WORK INSTRUCTIONS:
Transcribe the records exactly. Pictures do not belong in the transcription.

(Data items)
▼

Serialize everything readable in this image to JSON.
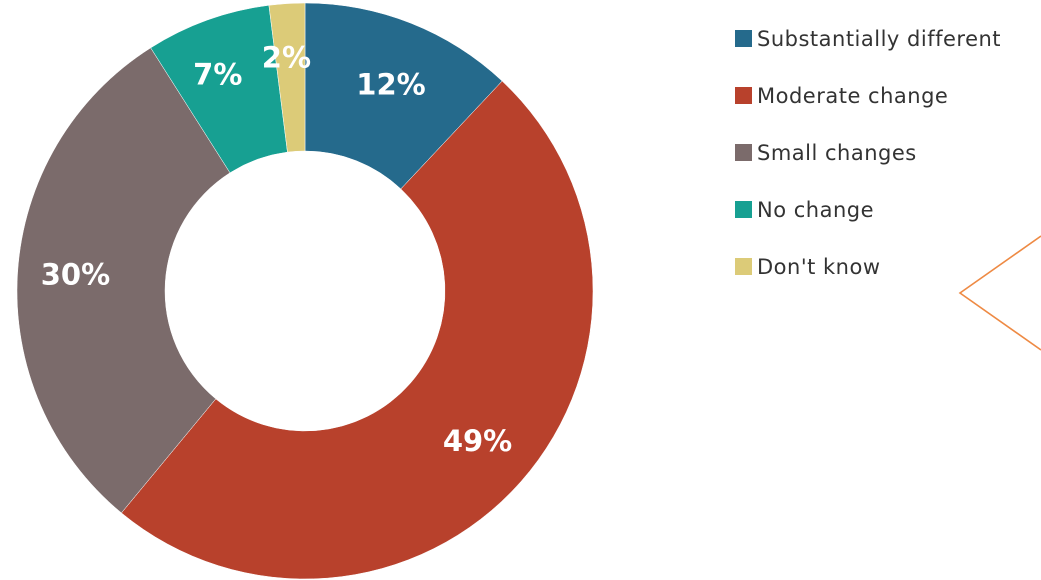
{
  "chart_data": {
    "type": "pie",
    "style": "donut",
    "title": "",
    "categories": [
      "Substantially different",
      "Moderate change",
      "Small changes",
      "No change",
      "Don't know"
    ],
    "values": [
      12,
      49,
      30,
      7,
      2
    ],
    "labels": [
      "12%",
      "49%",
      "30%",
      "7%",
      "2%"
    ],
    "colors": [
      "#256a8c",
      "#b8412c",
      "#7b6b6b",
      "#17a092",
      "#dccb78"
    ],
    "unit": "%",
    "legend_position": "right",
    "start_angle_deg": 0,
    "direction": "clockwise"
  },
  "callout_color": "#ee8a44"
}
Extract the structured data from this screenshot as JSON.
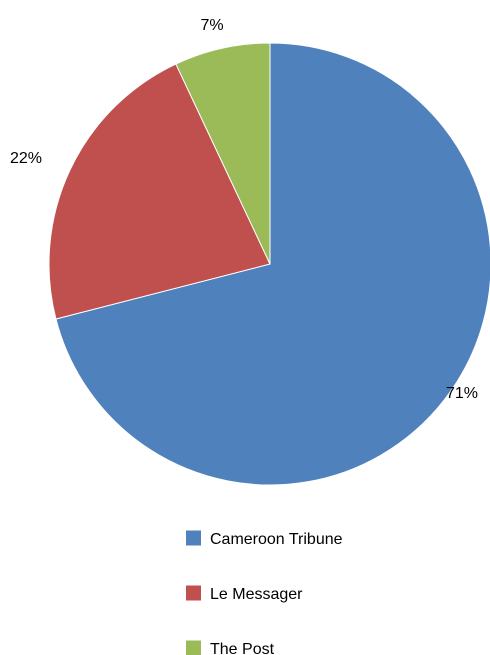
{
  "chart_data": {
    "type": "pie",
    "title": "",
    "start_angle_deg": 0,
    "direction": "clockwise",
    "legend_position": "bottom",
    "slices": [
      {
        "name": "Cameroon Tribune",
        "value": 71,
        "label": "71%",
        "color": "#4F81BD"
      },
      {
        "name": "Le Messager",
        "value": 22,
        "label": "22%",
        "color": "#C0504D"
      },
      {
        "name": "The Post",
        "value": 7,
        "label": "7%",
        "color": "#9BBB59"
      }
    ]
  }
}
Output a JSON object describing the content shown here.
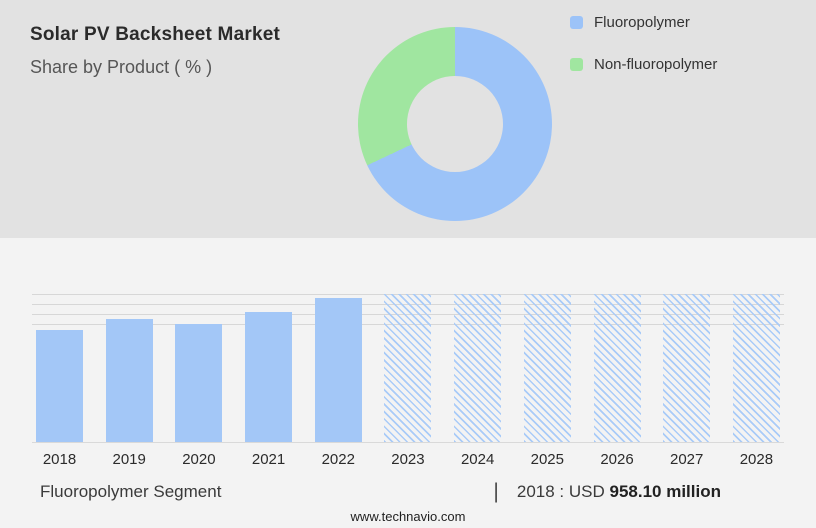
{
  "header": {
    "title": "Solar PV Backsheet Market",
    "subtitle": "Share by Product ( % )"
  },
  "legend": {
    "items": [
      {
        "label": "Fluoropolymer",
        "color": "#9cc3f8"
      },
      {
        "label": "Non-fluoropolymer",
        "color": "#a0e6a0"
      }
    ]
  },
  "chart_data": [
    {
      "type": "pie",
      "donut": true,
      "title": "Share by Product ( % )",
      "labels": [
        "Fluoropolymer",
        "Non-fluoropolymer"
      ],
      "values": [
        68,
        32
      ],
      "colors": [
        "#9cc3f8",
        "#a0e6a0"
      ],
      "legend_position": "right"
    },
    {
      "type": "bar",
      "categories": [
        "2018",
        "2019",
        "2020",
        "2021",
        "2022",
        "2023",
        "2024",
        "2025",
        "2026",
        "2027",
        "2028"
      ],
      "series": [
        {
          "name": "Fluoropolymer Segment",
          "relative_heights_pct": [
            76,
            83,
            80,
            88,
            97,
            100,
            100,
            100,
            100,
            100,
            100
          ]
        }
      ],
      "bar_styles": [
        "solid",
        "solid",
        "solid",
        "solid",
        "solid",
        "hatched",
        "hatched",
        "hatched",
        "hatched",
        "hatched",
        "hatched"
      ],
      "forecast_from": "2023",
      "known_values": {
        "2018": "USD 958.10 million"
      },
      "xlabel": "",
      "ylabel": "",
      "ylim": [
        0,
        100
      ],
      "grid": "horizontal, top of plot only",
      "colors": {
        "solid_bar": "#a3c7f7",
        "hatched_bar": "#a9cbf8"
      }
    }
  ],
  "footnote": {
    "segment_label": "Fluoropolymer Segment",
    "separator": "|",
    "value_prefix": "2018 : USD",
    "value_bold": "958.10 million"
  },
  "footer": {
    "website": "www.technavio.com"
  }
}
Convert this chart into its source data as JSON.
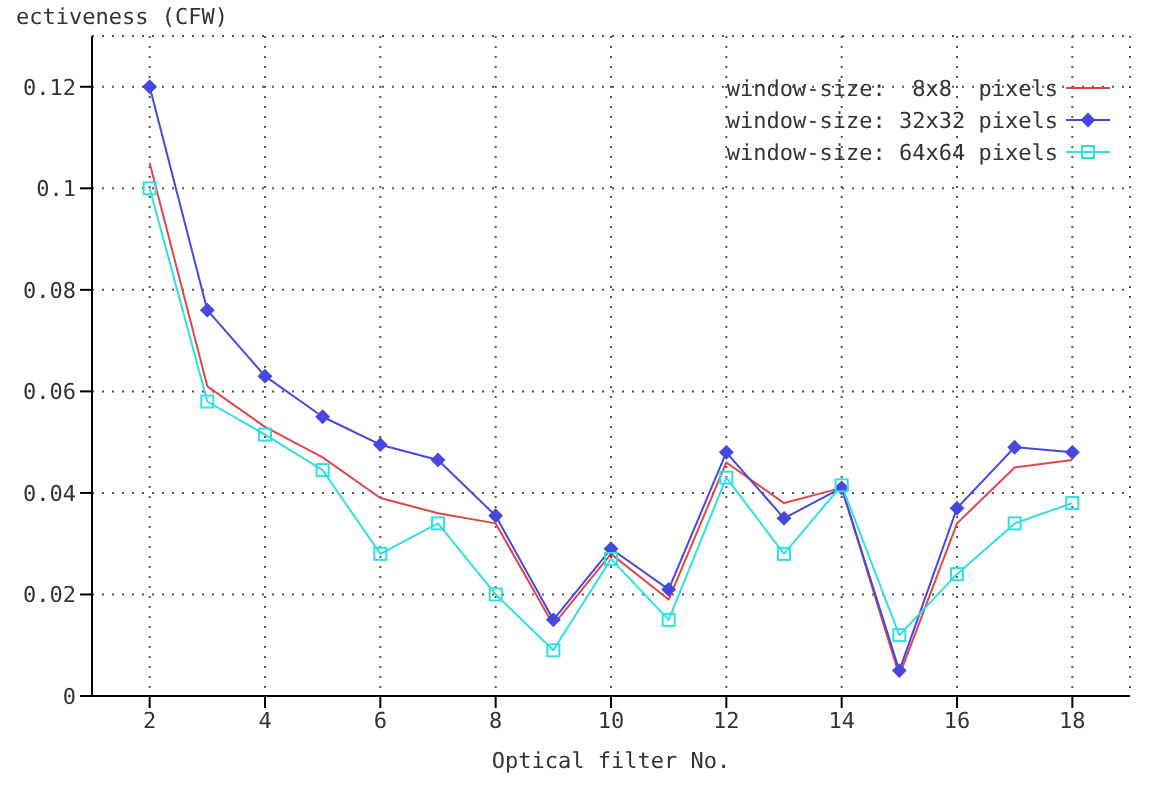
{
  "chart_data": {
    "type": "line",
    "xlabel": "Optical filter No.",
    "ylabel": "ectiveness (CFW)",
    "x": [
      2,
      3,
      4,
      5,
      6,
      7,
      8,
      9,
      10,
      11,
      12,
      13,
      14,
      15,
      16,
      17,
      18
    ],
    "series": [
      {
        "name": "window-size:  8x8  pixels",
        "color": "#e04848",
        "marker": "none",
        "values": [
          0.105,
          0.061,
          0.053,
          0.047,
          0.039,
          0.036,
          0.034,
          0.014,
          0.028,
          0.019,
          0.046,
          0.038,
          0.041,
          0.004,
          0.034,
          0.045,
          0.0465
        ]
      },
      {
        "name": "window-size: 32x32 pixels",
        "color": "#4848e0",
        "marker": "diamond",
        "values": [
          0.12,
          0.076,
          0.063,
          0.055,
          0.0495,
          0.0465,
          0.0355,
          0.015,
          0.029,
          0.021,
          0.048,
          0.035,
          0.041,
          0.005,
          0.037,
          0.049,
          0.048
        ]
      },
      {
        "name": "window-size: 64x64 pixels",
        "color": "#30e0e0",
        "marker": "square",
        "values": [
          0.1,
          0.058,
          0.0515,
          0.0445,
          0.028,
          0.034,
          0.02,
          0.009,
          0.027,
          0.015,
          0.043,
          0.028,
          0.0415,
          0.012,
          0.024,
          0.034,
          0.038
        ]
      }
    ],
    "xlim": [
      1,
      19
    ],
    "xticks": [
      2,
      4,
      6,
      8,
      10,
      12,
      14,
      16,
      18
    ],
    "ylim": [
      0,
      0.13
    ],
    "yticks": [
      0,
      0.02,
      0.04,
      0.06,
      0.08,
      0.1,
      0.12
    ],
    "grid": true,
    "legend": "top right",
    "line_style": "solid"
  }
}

▲

RESPONSE:
Serialize everything readable in this image to JSON.
{
  "chart_data": {
    "type": "pie",
    "style": "donut",
    "title": "",
    "categories": [
      "Substantially different",
      "Moderate change",
      "Small changes",
      "No change",
      "Don't know"
    ],
    "values": [
      12,
      49,
      30,
      7,
      2
    ],
    "labels": [
      "12%",
      "49%",
      "30%",
      "7%",
      "2%"
    ],
    "colors": [
      "#256a8c",
      "#b8412c",
      "#7b6b6b",
      "#17a092",
      "#dccb78"
    ],
    "unit": "%",
    "legend_position": "right",
    "start_angle_deg": 0,
    "direction": "clockwise"
  },
  "callout_color": "#ee8a44"
}
Extract the structured data from this screenshot as JSON.
{
  "chart_data": {
    "type": "pie",
    "title": "",
    "start_angle_deg": 0,
    "direction": "clockwise",
    "legend_position": "bottom",
    "slices": [
      {
        "name": "Cameroon Tribune",
        "value": 71,
        "label": "71%",
        "color": "#4F81BD"
      },
      {
        "name": "Le Messager",
        "value": 22,
        "label": "22%",
        "color": "#C0504D"
      },
      {
        "name": "The Post",
        "value": 7,
        "label": "7%",
        "color": "#9BBB59"
      }
    ]
  }
}
Output a JSON object describing the content shown here.
{
  "header": {
    "title": "Solar PV Backsheet Market",
    "subtitle": "Share by Product ( % )"
  },
  "legend": {
    "items": [
      {
        "label": "Fluoropolymer",
        "color": "#9cc3f8"
      },
      {
        "label": "Non-fluoropolymer",
        "color": "#a0e6a0"
      }
    ]
  },
  "chart_data": [
    {
      "type": "pie",
      "donut": true,
      "title": "Share by Product ( % )",
      "labels": [
        "Fluoropolymer",
        "Non-fluoropolymer"
      ],
      "values": [
        68,
        32
      ],
      "colors": [
        "#9cc3f8",
        "#a0e6a0"
      ],
      "legend_position": "right"
    },
    {
      "type": "bar",
      "categories": [
        "2018",
        "2019",
        "2020",
        "2021",
        "2022",
        "2023",
        "2024",
        "2025",
        "2026",
        "2027",
        "2028"
      ],
      "series": [
        {
          "name": "Fluoropolymer Segment",
          "relative_heights_pct": [
            76,
            83,
            80,
            88,
            97,
            100,
            100,
            100,
            100,
            100,
            100
          ]
        }
      ],
      "bar_styles": [
        "solid",
        "solid",
        "solid",
        "solid",
        "solid",
        "hatched",
        "hatched",
        "hatched",
        "hatched",
        "hatched",
        "hatched"
      ],
      "forecast_from": "2023",
      "known_values": {
        "2018": "USD 958.10 million"
      },
      "xlabel": "",
      "ylabel": "",
      "ylim": [
        0,
        100
      ],
      "grid": "horizontal, top of plot only",
      "colors": {
        "solid_bar": "#a3c7f7",
        "hatched_bar": "#a9cbf8"
      }
    }
  ],
  "footnote": {
    "segment_label": "Fluoropolymer Segment",
    "separator": "|",
    "value_prefix": "2018 : USD",
    "value_bold": "958.10 million"
  },
  "footer": {
    "website": "www.technavio.com"
  }
}
Convert this chart into its source data as JSON.
{
  "chart_data": {
    "type": "line",
    "xlabel": "Optical filter No.",
    "ylabel": "ectiveness (CFW)",
    "x": [
      2,
      3,
      4,
      5,
      6,
      7,
      8,
      9,
      10,
      11,
      12,
      13,
      14,
      15,
      16,
      17,
      18
    ],
    "series": [
      {
        "name": "window-size:  8x8  pixels",
        "color": "#e04848",
        "marker": "none",
        "values": [
          0.105,
          0.061,
          0.053,
          0.047,
          0.039,
          0.036,
          0.034,
          0.014,
          0.028,
          0.019,
          0.046,
          0.038,
          0.041,
          0.004,
          0.034,
          0.045,
          0.0465
        ]
      },
      {
        "name": "window-size: 32x32 pixels",
        "color": "#4848e0",
        "marker": "diamond",
        "values": [
          0.12,
          0.076,
          0.063,
          0.055,
          0.0495,
          0.0465,
          0.0355,
          0.015,
          0.029,
          0.021,
          0.048,
          0.035,
          0.041,
          0.005,
          0.037,
          0.049,
          0.048
        ]
      },
      {
        "name": "window-size: 64x64 pixels",
        "color": "#30e0e0",
        "marker": "square",
        "values": [
          0.1,
          0.058,
          0.0515,
          0.0445,
          0.028,
          0.034,
          0.02,
          0.009,
          0.027,
          0.015,
          0.043,
          0.028,
          0.0415,
          0.012,
          0.024,
          0.034,
          0.038
        ]
      }
    ],
    "xlim": [
      1,
      19
    ],
    "xticks": [
      2,
      4,
      6,
      8,
      10,
      12,
      14,
      16,
      18
    ],
    "ylim": [
      0,
      0.13
    ],
    "yticks": [
      0,
      0.02,
      0.04,
      0.06,
      0.08,
      0.1,
      0.12
    ],
    "grid": true,
    "legend": "top right",
    "line_style": "solid"
  }
}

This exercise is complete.